> [TEXT]:
==============================
Das liegt auch daran, dass Pia Ziefle wertfrei schreibt. Die Dinge sind, wie sie sind: die Liebe, die Trennungen, die Kinder, um die sich keiner so richtig kümmern kann. Meist ist daran niemand schuld, im Gegenteil. Keiner kann sich anders verhalten, als er es tut. Diese Erzählweise trägt eine Melancholie in sich, die aufgefangen wird durch den wunderschönen Grundton des Buches. Es ist nämlich so, dass die Erzählerin als Kind von einer deutschen Familie adoptiert wurde und den Kontakt zu ihren internationalen Wurzeln nicht halten konnte. Durch ihr Baby ist ihr allerdings klar geworden, dass sie ihr fehlen. Sie sucht und findet sie, und dann geht sie ihnen auch noch nach: Sie wird in die Türkei reisen und dort ihre ganze große Familie treffen, die wegen eines sprachlichen Missverständnisses dachte, sie sei nicht mehr am Leben.
Das hat mich wirklich berührt. So sehr, dass ich stundenlang knatschig war, weil ich Schwierigkeiten hatte, wieder in der Realität zu landen. So ist das eben manchmal, wenn ein Buch einen packt und mitnimmt.
Was jetzt? Das Buch steht wieder in diesem französischen Bücherregal. Manchmal muss man eine Urlaubsliebe eben zurücklassen.
Pia Ziefle: „Suna“. Roman. Ullstein, Berlin 2012. 304 Seiten, gebunden, 18 Euro.
==============================
> [DATEN]:

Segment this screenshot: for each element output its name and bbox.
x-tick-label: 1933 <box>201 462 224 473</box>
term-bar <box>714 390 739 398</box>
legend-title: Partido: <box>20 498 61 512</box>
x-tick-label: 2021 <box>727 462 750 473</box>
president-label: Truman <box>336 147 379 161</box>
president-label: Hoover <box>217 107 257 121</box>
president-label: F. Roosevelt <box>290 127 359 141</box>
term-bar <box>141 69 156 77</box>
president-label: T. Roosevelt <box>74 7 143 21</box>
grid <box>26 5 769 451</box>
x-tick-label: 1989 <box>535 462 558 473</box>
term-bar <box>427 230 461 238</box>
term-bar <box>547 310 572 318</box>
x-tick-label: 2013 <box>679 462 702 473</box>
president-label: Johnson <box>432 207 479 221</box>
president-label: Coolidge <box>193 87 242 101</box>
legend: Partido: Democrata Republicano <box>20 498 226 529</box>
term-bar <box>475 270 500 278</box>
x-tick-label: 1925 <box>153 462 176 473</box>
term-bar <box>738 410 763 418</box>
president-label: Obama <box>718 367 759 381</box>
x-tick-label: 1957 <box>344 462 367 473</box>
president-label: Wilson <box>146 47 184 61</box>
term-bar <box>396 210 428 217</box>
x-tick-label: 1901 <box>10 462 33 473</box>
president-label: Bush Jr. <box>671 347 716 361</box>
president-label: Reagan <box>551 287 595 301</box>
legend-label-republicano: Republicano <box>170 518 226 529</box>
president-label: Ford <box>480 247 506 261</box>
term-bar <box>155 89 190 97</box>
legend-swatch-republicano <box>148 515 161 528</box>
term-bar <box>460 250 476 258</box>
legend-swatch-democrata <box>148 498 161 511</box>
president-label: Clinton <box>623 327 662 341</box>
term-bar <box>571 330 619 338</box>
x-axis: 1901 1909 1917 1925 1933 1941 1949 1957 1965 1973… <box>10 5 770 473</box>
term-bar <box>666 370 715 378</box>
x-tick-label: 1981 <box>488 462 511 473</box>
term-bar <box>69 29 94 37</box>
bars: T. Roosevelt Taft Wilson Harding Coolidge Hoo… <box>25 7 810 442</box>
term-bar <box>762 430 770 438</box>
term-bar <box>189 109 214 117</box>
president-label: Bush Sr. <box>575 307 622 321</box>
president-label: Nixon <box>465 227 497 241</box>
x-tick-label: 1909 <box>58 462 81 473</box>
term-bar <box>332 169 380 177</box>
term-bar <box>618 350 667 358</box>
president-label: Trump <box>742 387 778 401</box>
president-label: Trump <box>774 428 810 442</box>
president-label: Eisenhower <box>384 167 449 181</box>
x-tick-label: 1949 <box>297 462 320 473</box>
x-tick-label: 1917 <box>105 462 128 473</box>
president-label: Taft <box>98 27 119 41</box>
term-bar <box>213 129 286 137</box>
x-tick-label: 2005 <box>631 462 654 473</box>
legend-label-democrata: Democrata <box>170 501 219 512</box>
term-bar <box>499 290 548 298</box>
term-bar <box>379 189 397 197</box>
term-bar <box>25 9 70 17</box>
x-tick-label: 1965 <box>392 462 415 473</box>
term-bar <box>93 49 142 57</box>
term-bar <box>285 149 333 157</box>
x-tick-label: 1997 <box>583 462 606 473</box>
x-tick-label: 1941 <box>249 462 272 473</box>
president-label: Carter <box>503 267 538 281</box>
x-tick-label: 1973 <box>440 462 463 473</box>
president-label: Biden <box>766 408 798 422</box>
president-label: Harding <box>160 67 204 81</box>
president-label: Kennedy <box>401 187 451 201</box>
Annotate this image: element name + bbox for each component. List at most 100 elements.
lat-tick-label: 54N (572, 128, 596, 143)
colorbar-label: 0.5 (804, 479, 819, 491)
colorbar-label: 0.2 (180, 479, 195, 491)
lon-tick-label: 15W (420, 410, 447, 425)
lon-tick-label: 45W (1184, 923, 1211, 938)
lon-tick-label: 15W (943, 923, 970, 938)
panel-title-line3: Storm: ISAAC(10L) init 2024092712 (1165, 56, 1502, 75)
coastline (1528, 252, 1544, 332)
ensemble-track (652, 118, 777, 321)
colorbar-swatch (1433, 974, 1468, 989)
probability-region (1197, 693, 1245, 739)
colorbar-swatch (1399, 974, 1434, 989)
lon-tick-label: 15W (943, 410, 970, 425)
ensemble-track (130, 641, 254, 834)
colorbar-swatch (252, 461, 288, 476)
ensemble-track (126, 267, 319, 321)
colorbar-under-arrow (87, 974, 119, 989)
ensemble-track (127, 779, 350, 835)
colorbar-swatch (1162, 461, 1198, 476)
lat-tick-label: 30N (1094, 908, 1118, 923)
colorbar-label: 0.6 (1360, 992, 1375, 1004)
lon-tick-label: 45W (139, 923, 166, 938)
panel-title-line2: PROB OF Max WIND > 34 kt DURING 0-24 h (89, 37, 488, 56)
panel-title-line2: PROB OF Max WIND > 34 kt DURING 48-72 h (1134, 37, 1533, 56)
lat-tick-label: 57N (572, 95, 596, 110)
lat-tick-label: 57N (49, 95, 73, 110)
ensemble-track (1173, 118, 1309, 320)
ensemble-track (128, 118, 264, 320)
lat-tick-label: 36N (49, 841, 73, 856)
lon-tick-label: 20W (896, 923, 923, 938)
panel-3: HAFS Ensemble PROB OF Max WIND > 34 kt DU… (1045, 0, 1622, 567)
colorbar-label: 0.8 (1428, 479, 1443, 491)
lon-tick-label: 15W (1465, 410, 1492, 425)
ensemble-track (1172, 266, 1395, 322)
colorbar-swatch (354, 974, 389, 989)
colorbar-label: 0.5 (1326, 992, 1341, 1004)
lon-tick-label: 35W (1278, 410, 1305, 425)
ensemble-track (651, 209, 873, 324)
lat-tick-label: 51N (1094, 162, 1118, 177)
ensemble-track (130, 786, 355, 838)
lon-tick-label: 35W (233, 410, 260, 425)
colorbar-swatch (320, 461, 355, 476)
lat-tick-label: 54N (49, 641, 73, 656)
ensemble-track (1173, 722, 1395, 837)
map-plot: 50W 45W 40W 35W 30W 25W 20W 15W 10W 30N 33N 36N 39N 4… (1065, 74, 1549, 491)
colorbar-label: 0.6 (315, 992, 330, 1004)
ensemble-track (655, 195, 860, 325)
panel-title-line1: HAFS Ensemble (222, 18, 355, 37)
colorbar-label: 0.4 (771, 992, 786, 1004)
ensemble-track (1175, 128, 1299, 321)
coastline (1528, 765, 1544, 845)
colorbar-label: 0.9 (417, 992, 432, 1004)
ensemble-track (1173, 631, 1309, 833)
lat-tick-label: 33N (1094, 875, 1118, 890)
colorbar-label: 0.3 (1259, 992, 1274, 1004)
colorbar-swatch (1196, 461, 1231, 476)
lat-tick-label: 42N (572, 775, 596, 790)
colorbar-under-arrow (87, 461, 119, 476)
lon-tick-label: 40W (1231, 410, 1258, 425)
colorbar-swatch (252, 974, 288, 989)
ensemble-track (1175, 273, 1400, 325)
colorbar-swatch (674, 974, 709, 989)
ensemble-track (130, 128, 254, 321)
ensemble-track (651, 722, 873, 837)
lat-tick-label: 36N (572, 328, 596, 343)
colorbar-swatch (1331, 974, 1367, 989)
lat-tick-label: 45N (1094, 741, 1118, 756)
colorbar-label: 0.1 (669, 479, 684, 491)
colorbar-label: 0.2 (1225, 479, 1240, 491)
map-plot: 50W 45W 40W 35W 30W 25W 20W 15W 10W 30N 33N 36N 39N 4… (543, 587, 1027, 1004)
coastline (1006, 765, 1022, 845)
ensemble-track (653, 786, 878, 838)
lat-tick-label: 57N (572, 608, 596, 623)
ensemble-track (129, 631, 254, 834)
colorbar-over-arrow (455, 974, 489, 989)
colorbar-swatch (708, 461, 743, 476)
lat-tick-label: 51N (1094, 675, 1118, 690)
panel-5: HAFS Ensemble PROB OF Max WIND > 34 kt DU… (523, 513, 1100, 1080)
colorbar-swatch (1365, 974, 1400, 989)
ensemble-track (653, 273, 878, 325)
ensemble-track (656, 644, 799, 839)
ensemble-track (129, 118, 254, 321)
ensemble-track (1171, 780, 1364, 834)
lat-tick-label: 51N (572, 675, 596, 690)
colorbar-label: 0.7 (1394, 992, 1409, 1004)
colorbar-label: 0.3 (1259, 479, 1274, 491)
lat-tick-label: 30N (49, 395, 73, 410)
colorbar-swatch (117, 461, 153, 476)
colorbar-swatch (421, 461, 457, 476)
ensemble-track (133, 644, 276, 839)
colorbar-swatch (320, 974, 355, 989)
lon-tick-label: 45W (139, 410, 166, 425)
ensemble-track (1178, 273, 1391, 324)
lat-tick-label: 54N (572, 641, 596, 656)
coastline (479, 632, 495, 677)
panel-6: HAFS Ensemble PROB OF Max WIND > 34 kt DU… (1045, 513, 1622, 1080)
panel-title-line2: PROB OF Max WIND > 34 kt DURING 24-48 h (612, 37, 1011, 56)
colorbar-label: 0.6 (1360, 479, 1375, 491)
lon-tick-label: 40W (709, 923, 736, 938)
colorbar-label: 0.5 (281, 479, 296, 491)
==============================
> [AUFGABEN]:
- A) Erkläre mit Hilfe der Buchbesprechung, warum die große Familie der Erzählerin in der Türkei glaubte, sie sei nicht mehr am Leben.
- B) Beantworte kurz diese Fragen zur Buchbesprechung:
(i) Von wem wurde die Erzählerin als Kind adoptiert?
(ii) In welchem Bücherregal steht das Buch jetzt wieder?
(iii) Wie viele Seiten hat der Roman, und was kostet er?

> [ANTWORTEN]:
- A) Die Familie glaubte das wegen eines sprachlichen Missverständnisses.

- B)
(i) Von einer deutschen Familie.
(ii) In einem französischen Bücherregal.
(iii) 304 Seiten, 18 Euro.